STATED GOAL:
Search the listing below for the string "name" and show each line that contains it.

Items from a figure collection
┄┄┄┄┄┄┄┄┄┄
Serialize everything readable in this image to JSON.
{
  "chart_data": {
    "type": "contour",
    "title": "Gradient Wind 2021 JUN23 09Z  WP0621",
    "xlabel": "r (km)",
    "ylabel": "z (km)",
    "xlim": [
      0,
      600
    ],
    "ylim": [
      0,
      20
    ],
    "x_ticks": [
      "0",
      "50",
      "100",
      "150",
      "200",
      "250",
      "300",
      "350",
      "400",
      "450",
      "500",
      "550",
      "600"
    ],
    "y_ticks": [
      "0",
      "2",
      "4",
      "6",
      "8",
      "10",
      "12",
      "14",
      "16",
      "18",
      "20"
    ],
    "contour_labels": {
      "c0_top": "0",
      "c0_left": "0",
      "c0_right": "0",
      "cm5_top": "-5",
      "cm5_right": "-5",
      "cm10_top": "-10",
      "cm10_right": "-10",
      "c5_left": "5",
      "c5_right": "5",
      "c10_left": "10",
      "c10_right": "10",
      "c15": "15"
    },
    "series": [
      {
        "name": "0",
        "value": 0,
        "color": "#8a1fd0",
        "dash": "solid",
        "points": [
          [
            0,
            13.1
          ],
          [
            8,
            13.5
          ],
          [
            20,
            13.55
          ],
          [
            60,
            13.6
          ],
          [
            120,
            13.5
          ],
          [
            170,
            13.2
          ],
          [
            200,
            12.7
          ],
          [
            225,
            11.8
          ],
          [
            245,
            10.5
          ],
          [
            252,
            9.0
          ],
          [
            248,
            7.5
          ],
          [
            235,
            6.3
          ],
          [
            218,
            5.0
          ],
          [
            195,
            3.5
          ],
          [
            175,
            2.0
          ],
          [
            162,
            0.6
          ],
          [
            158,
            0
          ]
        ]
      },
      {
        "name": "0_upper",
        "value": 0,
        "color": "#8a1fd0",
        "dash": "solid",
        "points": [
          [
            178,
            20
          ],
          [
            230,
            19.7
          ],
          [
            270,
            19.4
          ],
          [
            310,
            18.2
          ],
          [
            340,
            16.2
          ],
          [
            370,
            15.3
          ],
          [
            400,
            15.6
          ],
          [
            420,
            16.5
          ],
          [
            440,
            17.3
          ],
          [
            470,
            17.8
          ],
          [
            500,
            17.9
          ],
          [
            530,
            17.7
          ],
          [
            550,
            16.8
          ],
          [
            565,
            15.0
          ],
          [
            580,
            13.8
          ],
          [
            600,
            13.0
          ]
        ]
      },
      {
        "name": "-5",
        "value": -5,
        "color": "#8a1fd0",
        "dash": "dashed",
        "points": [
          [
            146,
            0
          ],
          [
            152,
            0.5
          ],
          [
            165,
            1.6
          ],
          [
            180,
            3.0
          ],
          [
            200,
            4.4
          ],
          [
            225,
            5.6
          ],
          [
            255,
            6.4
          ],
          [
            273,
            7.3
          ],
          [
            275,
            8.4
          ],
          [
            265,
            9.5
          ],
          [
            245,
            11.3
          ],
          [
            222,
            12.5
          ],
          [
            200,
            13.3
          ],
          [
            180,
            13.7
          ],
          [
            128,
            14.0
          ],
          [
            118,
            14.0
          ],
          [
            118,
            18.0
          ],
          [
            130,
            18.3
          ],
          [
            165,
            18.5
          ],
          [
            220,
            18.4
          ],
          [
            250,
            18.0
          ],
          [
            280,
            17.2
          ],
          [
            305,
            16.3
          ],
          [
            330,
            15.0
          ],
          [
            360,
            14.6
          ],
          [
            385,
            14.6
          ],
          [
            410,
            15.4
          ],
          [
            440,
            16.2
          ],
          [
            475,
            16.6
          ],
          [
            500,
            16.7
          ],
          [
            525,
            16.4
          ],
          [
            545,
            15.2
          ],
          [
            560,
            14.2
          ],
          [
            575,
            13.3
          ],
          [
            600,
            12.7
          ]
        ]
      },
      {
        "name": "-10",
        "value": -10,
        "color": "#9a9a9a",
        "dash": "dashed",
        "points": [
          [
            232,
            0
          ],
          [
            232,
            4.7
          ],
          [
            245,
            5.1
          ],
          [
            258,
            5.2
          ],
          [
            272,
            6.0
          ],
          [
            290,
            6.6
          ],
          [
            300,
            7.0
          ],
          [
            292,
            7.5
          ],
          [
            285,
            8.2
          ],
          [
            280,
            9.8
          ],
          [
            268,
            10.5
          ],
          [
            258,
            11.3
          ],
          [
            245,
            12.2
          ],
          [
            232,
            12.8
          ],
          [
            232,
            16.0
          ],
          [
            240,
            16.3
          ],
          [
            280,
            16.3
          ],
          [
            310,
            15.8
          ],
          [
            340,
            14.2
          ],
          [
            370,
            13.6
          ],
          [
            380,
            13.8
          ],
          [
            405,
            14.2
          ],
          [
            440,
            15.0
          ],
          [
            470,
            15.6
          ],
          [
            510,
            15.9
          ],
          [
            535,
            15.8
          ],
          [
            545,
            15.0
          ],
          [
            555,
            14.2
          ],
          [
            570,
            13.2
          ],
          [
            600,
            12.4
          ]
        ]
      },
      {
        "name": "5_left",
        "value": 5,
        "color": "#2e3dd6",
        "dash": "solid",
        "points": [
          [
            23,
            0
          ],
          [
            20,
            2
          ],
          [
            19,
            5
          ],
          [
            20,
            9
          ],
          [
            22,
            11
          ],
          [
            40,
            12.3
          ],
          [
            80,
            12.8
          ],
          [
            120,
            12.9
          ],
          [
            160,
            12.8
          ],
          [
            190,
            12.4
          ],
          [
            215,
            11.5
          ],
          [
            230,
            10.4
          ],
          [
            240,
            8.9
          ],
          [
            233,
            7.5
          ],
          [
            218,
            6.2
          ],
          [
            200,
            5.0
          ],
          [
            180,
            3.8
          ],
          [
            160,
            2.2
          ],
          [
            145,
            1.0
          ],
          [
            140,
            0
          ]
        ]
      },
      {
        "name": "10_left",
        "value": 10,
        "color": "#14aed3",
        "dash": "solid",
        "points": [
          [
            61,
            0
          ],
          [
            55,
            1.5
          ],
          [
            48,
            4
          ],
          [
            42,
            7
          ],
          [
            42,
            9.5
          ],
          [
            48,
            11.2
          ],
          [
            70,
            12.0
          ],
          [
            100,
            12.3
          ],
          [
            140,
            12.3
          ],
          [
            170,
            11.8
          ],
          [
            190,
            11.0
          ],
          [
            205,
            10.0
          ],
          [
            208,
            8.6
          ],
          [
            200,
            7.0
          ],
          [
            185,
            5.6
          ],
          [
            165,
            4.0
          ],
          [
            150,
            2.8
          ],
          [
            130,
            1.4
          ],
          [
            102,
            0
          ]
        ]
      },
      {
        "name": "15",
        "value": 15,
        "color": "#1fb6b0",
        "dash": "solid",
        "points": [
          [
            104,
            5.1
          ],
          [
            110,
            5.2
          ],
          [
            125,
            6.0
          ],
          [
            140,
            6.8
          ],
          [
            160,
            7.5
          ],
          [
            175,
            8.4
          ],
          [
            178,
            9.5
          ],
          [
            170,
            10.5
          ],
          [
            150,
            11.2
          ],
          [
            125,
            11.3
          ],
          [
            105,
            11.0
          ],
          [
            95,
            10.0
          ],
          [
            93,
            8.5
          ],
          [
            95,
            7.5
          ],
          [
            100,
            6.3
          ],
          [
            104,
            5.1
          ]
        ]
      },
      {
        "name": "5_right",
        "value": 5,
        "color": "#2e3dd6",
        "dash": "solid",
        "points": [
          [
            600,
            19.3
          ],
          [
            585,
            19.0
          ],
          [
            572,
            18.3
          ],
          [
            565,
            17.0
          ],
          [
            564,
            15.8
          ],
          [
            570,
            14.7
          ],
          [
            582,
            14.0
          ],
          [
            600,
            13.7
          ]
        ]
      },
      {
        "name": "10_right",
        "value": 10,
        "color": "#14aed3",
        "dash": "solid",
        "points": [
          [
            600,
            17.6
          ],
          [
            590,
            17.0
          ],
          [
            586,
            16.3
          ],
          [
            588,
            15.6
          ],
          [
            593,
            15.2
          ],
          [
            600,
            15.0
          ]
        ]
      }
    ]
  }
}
┄┄┄┄┄┄┄┄┄┄
THE RESPONSE:
        "name": "0",
        "name": "0_upper",
        "name": "-5",
        "name": "-10",
        "name": "5_left",
        "name": "10_left",
        "name": "15",
        "name": "5_right",
        "name": "10_right",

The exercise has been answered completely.